▶ Problem description
Count how many lines in the records below contain the string "page", treating uppercase and lowercase as different. Reply with the number only.

▶ Exercise materials
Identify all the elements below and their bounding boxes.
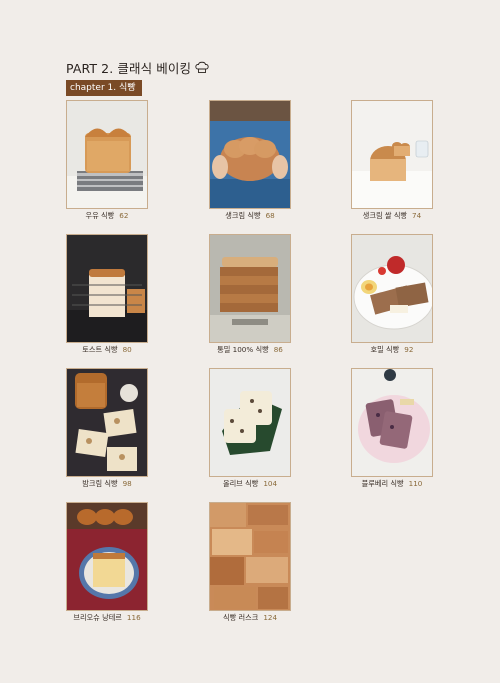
recipe-page: 62 — [119, 211, 129, 220]
recipe-card[interactable]: 식빵 러스크 124 — [209, 502, 291, 622]
recipe-card[interactable]: 밤크림 식빵 98 — [66, 368, 148, 488]
recipe-photo — [351, 100, 433, 209]
recipe-page: 92 — [404, 345, 414, 354]
recipe-photo — [66, 502, 148, 611]
recipe-page: 68 — [265, 211, 275, 220]
recipe-photo — [209, 368, 291, 477]
recipe-name: 호밀 식빵 — [370, 345, 400, 354]
recipe-photo — [66, 100, 148, 209]
recipe-name: 통밀 100% 식빵 — [217, 345, 269, 354]
recipe-caption: 토스트 식빵 80 — [36, 345, 178, 355]
recipe-caption: 통밀 100% 식빵 86 — [179, 345, 321, 355]
recipe-card[interactable]: 통밀 100% 식빵 86 — [209, 234, 291, 354]
recipe-card[interactable]: 토스트 식빵 80 — [66, 234, 148, 354]
recipe-photo — [209, 234, 291, 343]
recipe-name: 우유 식빵 — [85, 211, 115, 220]
recipe-name: 블루베리 식빵 — [361, 479, 404, 488]
recipe-card[interactable]: 우유 식빵 62 — [66, 100, 148, 220]
recipe-card[interactable]: 호밀 식빵 92 — [351, 234, 433, 354]
recipe-page: 116 — [126, 613, 141, 622]
recipe-page: 124 — [263, 613, 278, 622]
recipe-photo — [66, 234, 148, 343]
recipe-page: 74 — [412, 211, 422, 220]
recipe-name: 브리오슈 낭테르 — [73, 613, 122, 622]
recipe-page: 98 — [122, 479, 132, 488]
recipe-caption: 올리브 식빵 104 — [179, 479, 321, 489]
recipe-name: 밤크림 식빵 — [82, 479, 118, 488]
recipe-caption: 생크림 식빵 68 — [179, 211, 321, 221]
recipe-caption: 밤크림 식빵 98 — [36, 479, 178, 489]
recipe-page: 110 — [408, 479, 423, 488]
recipe-caption: 우유 식빵 62 — [36, 211, 178, 221]
recipe-name: 식빵 러스크 — [222, 613, 259, 622]
recipe-name: 생크림 식빵 — [225, 211, 261, 220]
recipe-caption: 생크림 쌀 식빵 74 — [321, 211, 463, 221]
recipe-card[interactable]: 블루베리 식빵 110 — [351, 368, 433, 488]
recipe-photo — [209, 100, 291, 209]
recipe-photo — [351, 368, 433, 477]
recipe-name: 생크림 쌀 식빵 — [362, 211, 408, 220]
recipe-caption: 호밀 식빵 92 — [321, 345, 463, 355]
recipe-caption: 식빵 러스크 124 — [179, 613, 321, 623]
recipe-page: 80 — [122, 345, 132, 354]
recipe-photo — [66, 368, 148, 477]
recipe-card[interactable]: 생크림 식빵 68 — [209, 100, 291, 220]
recipe-page: 86 — [273, 345, 283, 354]
recipe-card[interactable]: 생크림 쌀 식빵 74 — [351, 100, 433, 220]
recipe-card[interactable]: 올리브 식빵 104 — [209, 368, 291, 488]
recipe-card[interactable]: 브리오슈 낭테르 116 — [66, 502, 148, 622]
recipe-photo — [351, 234, 433, 343]
recipe-photo — [209, 502, 291, 611]
recipe-page: 104 — [263, 479, 278, 488]
recipe-caption: 블루베리 식빵 110 — [321, 479, 463, 489]
recipe-grid: 우유 식빵 62 생크림 식빵 68 생크림 쌀 식빵 74 토스트 식빵 80… — [0, 0, 500, 683]
recipe-name: 토스트 식빵 — [82, 345, 118, 354]
recipe-name: 올리브 식빵 — [222, 479, 259, 488]
recipe-caption: 브리오슈 낭테르 116 — [36, 613, 178, 623]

▶ Solution to this task
11